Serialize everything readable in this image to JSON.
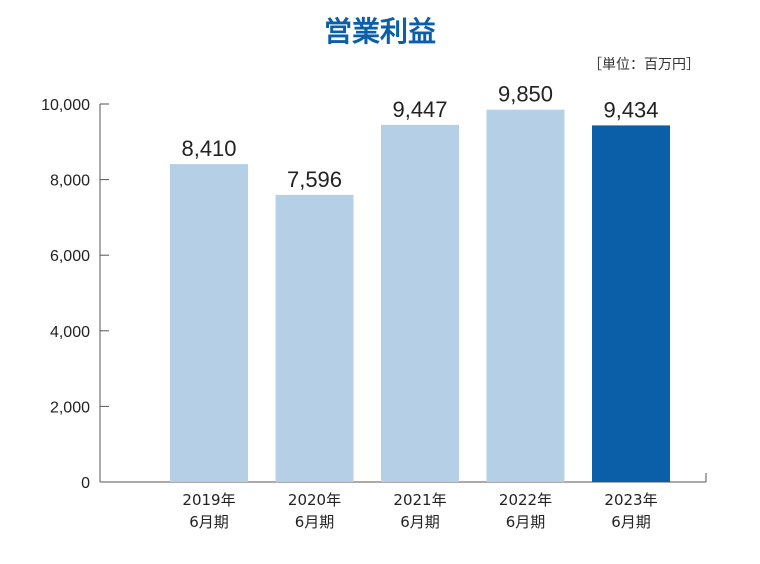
{
  "chart_data": {
    "type": "bar",
    "title": "営業利益",
    "unit_label": "［単位：百万円］",
    "categories": [
      [
        "2019年",
        "6月期"
      ],
      [
        "2020年",
        "6月期"
      ],
      [
        "2021年",
        "6月期"
      ],
      [
        "2022年",
        "6月期"
      ],
      [
        "2023年",
        "6月期"
      ]
    ],
    "values": [
      8410,
      7596,
      9447,
      9850,
      9434
    ],
    "value_labels": [
      "8,410",
      "7,596",
      "9,447",
      "9,850",
      "9,434"
    ],
    "ylim": [
      0,
      10000
    ],
    "yticks": [
      0,
      2000,
      4000,
      6000,
      8000,
      10000
    ],
    "ytick_labels": [
      "0",
      "2,000",
      "4,000",
      "6,000",
      "8,000",
      "10,000"
    ],
    "grid": false,
    "colors": {
      "bar": "#b5d0e6",
      "highlight": "#0b5fa8",
      "axis": "#555555"
    },
    "highlight_index": 4
  }
}
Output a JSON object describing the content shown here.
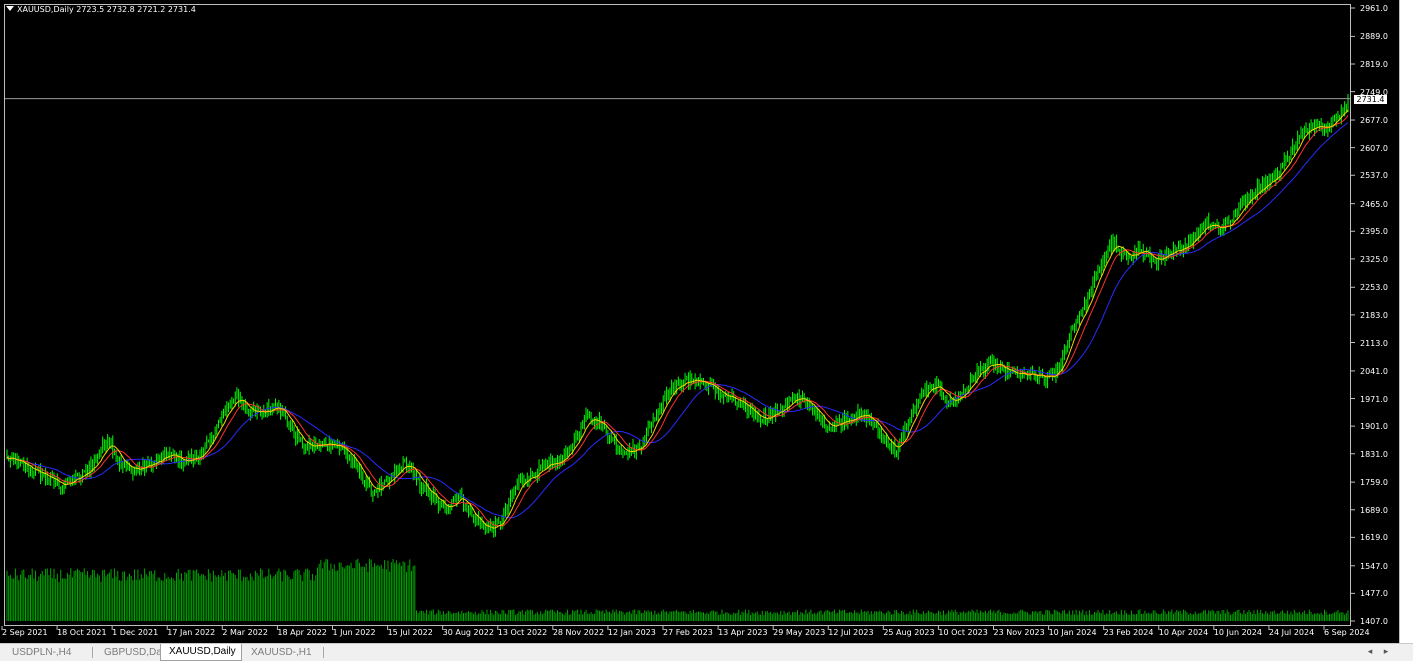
{
  "window": {
    "symbol_header": "XAUUSD,Daily  2723.5 2732.8 2721.2 2731.4",
    "current_price_label": "2731.4"
  },
  "colors": {
    "background": "#000000",
    "bull_bar": "#00ff00",
    "volume": "#00a800",
    "ma_fast": "#ffd000",
    "ma_slow": "#ff3030",
    "ma_long": "#2a2aff",
    "axis_text": "#ffffff"
  },
  "chart_data": {
    "type": "ohlc-bar",
    "instrument": "XAUUSD",
    "timeframe": "Daily",
    "last_bar": {
      "open": 2723.5,
      "high": 2732.8,
      "low": 2721.2,
      "close": 2731.4
    },
    "price_ticks": [
      "2961.0",
      "2889.0",
      "2819.0",
      "2749.0",
      "2677.0",
      "2607.0",
      "2537.0",
      "2465.0",
      "2395.0",
      "2325.0",
      "2253.0",
      "2183.0",
      "2113.0",
      "2041.0",
      "1971.0",
      "1901.0",
      "1831.0",
      "1759.0",
      "1689.0",
      "1619.0",
      "1547.0",
      "1477.0",
      "1407.0"
    ],
    "time_ticks": [
      "2 Sep 2021",
      "18 Oct 2021",
      "1 Dec 2021",
      "17 Jan 2022",
      "2 Mar 2022",
      "18 Apr 2022",
      "1 Jun 2022",
      "15 Jul 2022",
      "30 Aug 2022",
      "13 Oct 2022",
      "28 Nov 2022",
      "12 Jan 2023",
      "27 Feb 2023",
      "13 Apr 2023",
      "29 May 2023",
      "12 Jul 2023",
      "25 Aug 2023",
      "10 Oct 2023",
      "23 Nov 2023",
      "10 Jan 2024",
      "23 Feb 2024",
      "10 Apr 2024",
      "10 Jun 2024",
      "24 Jul 2024",
      "6 Sep 2024"
    ],
    "ylim": [
      1407,
      2961
    ],
    "close_path": [
      [
        0,
        1820
      ],
      [
        6,
        1770
      ],
      [
        8,
        1750
      ],
      [
        11,
        1775
      ],
      [
        13,
        1810
      ],
      [
        15,
        1870
      ],
      [
        17,
        1800
      ],
      [
        19,
        1790
      ],
      [
        22,
        1810
      ],
      [
        24,
        1830
      ],
      [
        26,
        1810
      ],
      [
        29,
        1830
      ],
      [
        31,
        1900
      ],
      [
        34,
        1980
      ],
      [
        36,
        1935
      ],
      [
        38,
        1935
      ],
      [
        40,
        1960
      ],
      [
        42,
        1900
      ],
      [
        44,
        1850
      ],
      [
        46,
        1850
      ],
      [
        48,
        1860
      ],
      [
        50,
        1840
      ],
      [
        52,
        1790
      ],
      [
        54,
        1735
      ],
      [
        56,
        1750
      ],
      [
        59,
        1810
      ],
      [
        61,
        1760
      ],
      [
        63,
        1720
      ],
      [
        65,
        1690
      ],
      [
        67,
        1730
      ],
      [
        69,
        1670
      ],
      [
        71,
        1640
      ],
      [
        73,
        1650
      ],
      [
        76,
        1760
      ],
      [
        79,
        1790
      ],
      [
        82,
        1810
      ],
      [
        84,
        1860
      ],
      [
        86,
        1920
      ],
      [
        88,
        1910
      ],
      [
        90,
        1860
      ],
      [
        92,
        1835
      ],
      [
        94,
        1850
      ],
      [
        96,
        1920
      ],
      [
        98,
        1990
      ],
      [
        100,
        2010
      ],
      [
        102,
        2020
      ],
      [
        104,
        2005
      ],
      [
        106,
        1980
      ],
      [
        108,
        1965
      ],
      [
        110,
        1940
      ],
      [
        112,
        1920
      ],
      [
        114,
        1935
      ],
      [
        116,
        1960
      ],
      [
        118,
        1975
      ],
      [
        120,
        1930
      ],
      [
        122,
        1900
      ],
      [
        124,
        1915
      ],
      [
        126,
        1930
      ],
      [
        128,
        1920
      ],
      [
        130,
        1870
      ],
      [
        132,
        1840
      ],
      [
        134,
        1920
      ],
      [
        136,
        1990
      ],
      [
        138,
        2000
      ],
      [
        140,
        1960
      ],
      [
        142,
        1990
      ],
      [
        144,
        2040
      ],
      [
        146,
        2060
      ],
      [
        148,
        2040
      ],
      [
        150,
        2030
      ],
      [
        152,
        2030
      ],
      [
        154,
        2020
      ],
      [
        156,
        2040
      ],
      [
        158,
        2150
      ],
      [
        160,
        2210
      ],
      [
        162,
        2300
      ],
      [
        164,
        2370
      ],
      [
        165,
        2340
      ],
      [
        166,
        2330
      ],
      [
        168,
        2350
      ],
      [
        170,
        2320
      ],
      [
        172,
        2330
      ],
      [
        174,
        2350
      ],
      [
        176,
        2380
      ],
      [
        178,
        2420
      ],
      [
        180,
        2400
      ],
      [
        182,
        2430
      ],
      [
        184,
        2480
      ],
      [
        186,
        2510
      ],
      [
        188,
        2530
      ],
      [
        190,
        2580
      ],
      [
        192,
        2640
      ],
      [
        194,
        2670
      ],
      [
        196,
        2660
      ],
      [
        198,
        2700
      ],
      [
        199,
        2731
      ]
    ],
    "volume_levels": {
      "first_segment_weeks": 52,
      "first_segment_avg": 1520,
      "rest_avg": 1428,
      "ylim": [
        1407,
        1620
      ]
    }
  },
  "tabs": [
    {
      "label": "USDPLN-,H4",
      "active": false
    },
    {
      "label": "GBPUSD,Daily",
      "active": false
    },
    {
      "label": "XAUUSD,Daily",
      "active": true
    },
    {
      "label": "XAUUSD-,H1",
      "active": false
    }
  ],
  "scroll_buttons": {
    "left": "◂",
    "right": "▸"
  }
}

* [GOAL]: Leave the images out and output the remaining material exactly as it stands.

* [FULL RESPONSE]:
Serialize everything readable in this image to JSON.
{
  "chart_data": {
    "type": "bar",
    "title": "営業利益",
    "unit_label": "［単位：百万円］",
    "categories": [
      [
        "2019年",
        "6月期"
      ],
      [
        "2020年",
        "6月期"
      ],
      [
        "2021年",
        "6月期"
      ],
      [
        "2022年",
        "6月期"
      ],
      [
        "2023年",
        "6月期"
      ]
    ],
    "values": [
      8410,
      7596,
      9447,
      9850,
      9434
    ],
    "value_labels": [
      "8,410",
      "7,596",
      "9,447",
      "9,850",
      "9,434"
    ],
    "ylim": [
      0,
      10000
    ],
    "yticks": [
      0,
      2000,
      4000,
      6000,
      8000,
      10000
    ],
    "ytick_labels": [
      "0",
      "2,000",
      "4,000",
      "6,000",
      "8,000",
      "10,000"
    ],
    "grid": false,
    "colors": {
      "bar": "#b5d0e6",
      "highlight": "#0b5fa8",
      "axis": "#555555"
    },
    "highlight_index": 4
  }
}
Output a JSON object describing the content shown here.
{
  "window": {
    "symbol_header": "XAUUSD,Daily  2723.5 2732.8 2721.2 2731.4",
    "current_price_label": "2731.4"
  },
  "colors": {
    "background": "#000000",
    "bull_bar": "#00ff00",
    "volume": "#00a800",
    "ma_fast": "#ffd000",
    "ma_slow": "#ff3030",
    "ma_long": "#2a2aff",
    "axis_text": "#ffffff"
  },
  "chart_data": {
    "type": "ohlc-bar",
    "instrument": "XAUUSD",
    "timeframe": "Daily",
    "last_bar": {
      "open": 2723.5,
      "high": 2732.8,
      "low": 2721.2,
      "close": 2731.4
    },
    "price_ticks": [
      "2961.0",
      "2889.0",
      "2819.0",
      "2749.0",
      "2677.0",
      "2607.0",
      "2537.0",
      "2465.0",
      "2395.0",
      "2325.0",
      "2253.0",
      "2183.0",
      "2113.0",
      "2041.0",
      "1971.0",
      "1901.0",
      "1831.0",
      "1759.0",
      "1689.0",
      "1619.0",
      "1547.0",
      "1477.0",
      "1407.0"
    ],
    "time_ticks": [
      "2 Sep 2021",
      "18 Oct 2021",
      "1 Dec 2021",
      "17 Jan 2022",
      "2 Mar 2022",
      "18 Apr 2022",
      "1 Jun 2022",
      "15 Jul 2022",
      "30 Aug 2022",
      "13 Oct 2022",
      "28 Nov 2022",
      "12 Jan 2023",
      "27 Feb 2023",
      "13 Apr 2023",
      "29 May 2023",
      "12 Jul 2023",
      "25 Aug 2023",
      "10 Oct 2023",
      "23 Nov 2023",
      "10 Jan 2024",
      "23 Feb 2024",
      "10 Apr 2024",
      "10 Jun 2024",
      "24 Jul 2024",
      "6 Sep 2024"
    ],
    "ylim": [
      1407,
      2961
    ],
    "close_path": [
      [
        0,
        1820
      ],
      [
        6,
        1770
      ],
      [
        8,
        1750
      ],
      [
        11,
        1775
      ],
      [
        13,
        1810
      ],
      [
        15,
        1870
      ],
      [
        17,
        1800
      ],
      [
        19,
        1790
      ],
      [
        22,
        1810
      ],
      [
        24,
        1830
      ],
      [
        26,
        1810
      ],
      [
        29,
        1830
      ],
      [
        31,
        1900
      ],
      [
        34,
        1980
      ],
      [
        36,
        1935
      ],
      [
        38,
        1935
      ],
      [
        40,
        1960
      ],
      [
        42,
        1900
      ],
      [
        44,
        1850
      ],
      [
        46,
        1850
      ],
      [
        48,
        1860
      ],
      [
        50,
        1840
      ],
      [
        52,
        1790
      ],
      [
        54,
        1735
      ],
      [
        56,
        1750
      ],
      [
        59,
        1810
      ],
      [
        61,
        1760
      ],
      [
        63,
        1720
      ],
      [
        65,
        1690
      ],
      [
        67,
        1730
      ],
      [
        69,
        1670
      ],
      [
        71,
        1640
      ],
      [
        73,
        1650
      ],
      [
        76,
        1760
      ],
      [
        79,
        1790
      ],
      [
        82,
        1810
      ],
      [
        84,
        1860
      ],
      [
        86,
        1920
      ],
      [
        88,
        1910
      ],
      [
        90,
        1860
      ],
      [
        92,
        1835
      ],
      [
        94,
        1850
      ],
      [
        96,
        1920
      ],
      [
        98,
        1990
      ],
      [
        100,
        2010
      ],
      [
        102,
        2020
      ],
      [
        104,
        2005
      ],
      [
        106,
        1980
      ],
      [
        108,
        1965
      ],
      [
        110,
        1940
      ],
      [
        112,
        1920
      ],
      [
        114,
        1935
      ],
      [
        116,
        1960
      ],
      [
        118,
        1975
      ],
      [
        120,
        1930
      ],
      [
        122,
        1900
      ],
      [
        124,
        1915
      ],
      [
        126,
        1930
      ],
      [
        128,
        1920
      ],
      [
        130,
        1870
      ],
      [
        132,
        1840
      ],
      [
        134,
        1920
      ],
      [
        136,
        1990
      ],
      [
        138,
        2000
      ],
      [
        140,
        1960
      ],
      [
        142,
        1990
      ],
      [
        144,
        2040
      ],
      [
        146,
        2060
      ],
      [
        148,
        2040
      ],
      [
        150,
        2030
      ],
      [
        152,
        2030
      ],
      [
        154,
        2020
      ],
      [
        156,
        2040
      ],
      [
        158,
        2150
      ],
      [
        160,
        2210
      ],
      [
        162,
        2300
      ],
      [
        164,
        2370
      ],
      [
        165,
        2340
      ],
      [
        166,
        2330
      ],
      [
        168,
        2350
      ],
      [
        170,
        2320
      ],
      [
        172,
        2330
      ],
      [
        174,
        2350
      ],
      [
        176,
        2380
      ],
      [
        178,
        2420
      ],
      [
        180,
        2400
      ],
      [
        182,
        2430
      ],
      [
        184,
        2480
      ],
      [
        186,
        2510
      ],
      [
        188,
        2530
      ],
      [
        190,
        2580
      ],
      [
        192,
        2640
      ],
      [
        194,
        2670
      ],
      [
        196,
        2660
      ],
      [
        198,
        2700
      ],
      [
        199,
        2731
      ]
    ],
    "volume_levels": {
      "first_segment_weeks": 52,
      "first_segment_avg": 1520,
      "rest_avg": 1428,
      "ylim": [
        1407,
        1620
      ]
    }
  },
  "tabs": [
    {
      "label": "USDPLN-,H4",
      "active": false
    },
    {
      "label": "GBPUSD,Daily",
      "active": false
    },
    {
      "label": "XAUUSD,Daily",
      "active": true
    },
    {
      "label": "XAUUSD-,H1",
      "active": false
    }
  ],
  "scroll_buttons": {
    "left": "◂",
    "right": "▸"
  }
}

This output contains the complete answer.